▶ **WHAT IS BEING ASKED**
Please print all of the material below, word for word.

▶ **THE RECORDS**
• • • • •
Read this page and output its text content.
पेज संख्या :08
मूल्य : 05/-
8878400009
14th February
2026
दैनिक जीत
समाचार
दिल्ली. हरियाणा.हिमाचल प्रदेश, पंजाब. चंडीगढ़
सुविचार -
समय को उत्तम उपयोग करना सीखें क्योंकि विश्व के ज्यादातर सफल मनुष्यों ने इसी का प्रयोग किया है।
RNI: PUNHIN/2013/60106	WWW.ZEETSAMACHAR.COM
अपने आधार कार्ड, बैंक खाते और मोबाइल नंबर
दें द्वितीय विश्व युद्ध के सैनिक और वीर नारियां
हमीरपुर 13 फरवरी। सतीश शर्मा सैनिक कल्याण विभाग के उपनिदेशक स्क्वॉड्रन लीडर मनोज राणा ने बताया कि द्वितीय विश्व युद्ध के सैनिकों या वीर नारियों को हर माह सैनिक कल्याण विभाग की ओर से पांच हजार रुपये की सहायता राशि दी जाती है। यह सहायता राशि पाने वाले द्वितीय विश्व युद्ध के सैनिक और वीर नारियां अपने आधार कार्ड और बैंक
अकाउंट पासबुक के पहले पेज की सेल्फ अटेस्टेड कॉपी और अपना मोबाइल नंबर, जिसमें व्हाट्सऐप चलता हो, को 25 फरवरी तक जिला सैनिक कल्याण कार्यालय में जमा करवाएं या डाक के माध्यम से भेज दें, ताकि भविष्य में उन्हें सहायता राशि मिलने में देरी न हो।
• • • • •
▶ **WRITTEN RESPONSE**
Read this page and output its text content.
पेज संख्या :08
मूल्य : 05/-
8878400009
14th February
2026
दैनिक जीत
समाचार
दिल्ली. हरियाणा.हिमाचल प्रदेश, पंजाब. चंडीगढ़
सुविचार -
समय को उत्तम उपयोग करना सीखें क्योंकि विश्व के ज्यादातर सफल मनुष्यों ने इसी का प्रयोग किया है।
RNI: PUNHIN/2013/60106	WWW.ZEETSAMACHAR.COM
अपने आधार कार्ड, बैंक खाते और मोबाइल नंबर
दें द्वितीय विश्व युद्ध के सैनिक और वीर नारियां
हमीरपुर 13 फरवरी। सतीश शर्मा सैनिक कल्याण विभाग के उपनिदेशक स्क्वॉड्रन लीडर मनोज राणा ने बताया कि द्वितीय विश्व युद्ध के सैनिकों या वीर नारियों को हर माह सैनिक कल्याण विभाग की ओर से पांच हजार रुपये की सहायता राशि दी जाती है। यह सहायता राशि पाने वाले द्वितीय विश्व युद्ध के सैनिक और वीर नारियां अपने आधार कार्ड और बैंक
अकाउंट पासबुक के पहले पेज की सेल्फ अटेस्टेड कॉपी और अपना मोबाइल नंबर, जिसमें व्हाट्सऐप चलता हो, को 25 फरवरी तक जिला सैनिक कल्याण कार्यालय में जमा करवाएं या डाक के माध्यम से भेज दें, ताकि भविष्य में उन्हें सहायता राशि मिलने में देरी न हो।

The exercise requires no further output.